» TASK INSTRUCTIONS:
Return all of the entries word for word, but omit the pictures they contain.

━━ RECORDS PROVIDED

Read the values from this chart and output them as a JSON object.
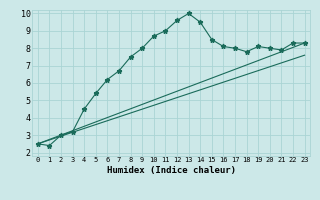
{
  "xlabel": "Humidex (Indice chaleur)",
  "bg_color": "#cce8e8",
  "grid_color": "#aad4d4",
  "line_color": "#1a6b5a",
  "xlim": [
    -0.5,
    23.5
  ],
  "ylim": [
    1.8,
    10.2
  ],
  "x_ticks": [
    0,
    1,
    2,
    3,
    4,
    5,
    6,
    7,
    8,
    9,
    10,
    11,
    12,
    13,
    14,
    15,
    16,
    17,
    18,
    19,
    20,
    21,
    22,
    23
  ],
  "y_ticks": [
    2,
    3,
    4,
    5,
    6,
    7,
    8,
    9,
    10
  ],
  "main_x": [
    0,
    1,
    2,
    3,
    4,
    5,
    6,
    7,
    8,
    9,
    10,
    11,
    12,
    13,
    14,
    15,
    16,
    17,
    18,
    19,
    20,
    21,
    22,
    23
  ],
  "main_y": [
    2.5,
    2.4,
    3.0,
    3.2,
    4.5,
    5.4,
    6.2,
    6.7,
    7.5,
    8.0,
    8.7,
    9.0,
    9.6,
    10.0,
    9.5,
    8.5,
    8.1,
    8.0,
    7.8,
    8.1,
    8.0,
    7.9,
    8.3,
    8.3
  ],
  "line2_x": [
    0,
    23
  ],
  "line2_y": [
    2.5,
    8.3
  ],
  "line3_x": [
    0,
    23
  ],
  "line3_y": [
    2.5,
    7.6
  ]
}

━━━━

» SOLUTION TO THIS PROBLEM:
Read the values from this chart and output them as a JSON object.
{
  "xlabel": "Humidex (Indice chaleur)",
  "bg_color": "#cce8e8",
  "grid_color": "#aad4d4",
  "line_color": "#1a6b5a",
  "xlim": [
    -0.5,
    23.5
  ],
  "ylim": [
    1.8,
    10.2
  ],
  "x_ticks": [
    0,
    1,
    2,
    3,
    4,
    5,
    6,
    7,
    8,
    9,
    10,
    11,
    12,
    13,
    14,
    15,
    16,
    17,
    18,
    19,
    20,
    21,
    22,
    23
  ],
  "y_ticks": [
    2,
    3,
    4,
    5,
    6,
    7,
    8,
    9,
    10
  ],
  "main_x": [
    0,
    1,
    2,
    3,
    4,
    5,
    6,
    7,
    8,
    9,
    10,
    11,
    12,
    13,
    14,
    15,
    16,
    17,
    18,
    19,
    20,
    21,
    22,
    23
  ],
  "main_y": [
    2.5,
    2.4,
    3.0,
    3.2,
    4.5,
    5.4,
    6.2,
    6.7,
    7.5,
    8.0,
    8.7,
    9.0,
    9.6,
    10.0,
    9.5,
    8.5,
    8.1,
    8.0,
    7.8,
    8.1,
    8.0,
    7.9,
    8.3,
    8.3
  ],
  "line2_x": [
    0,
    23
  ],
  "line2_y": [
    2.5,
    8.3
  ],
  "line3_x": [
    0,
    23
  ],
  "line3_y": [
    2.5,
    7.6
  ]
}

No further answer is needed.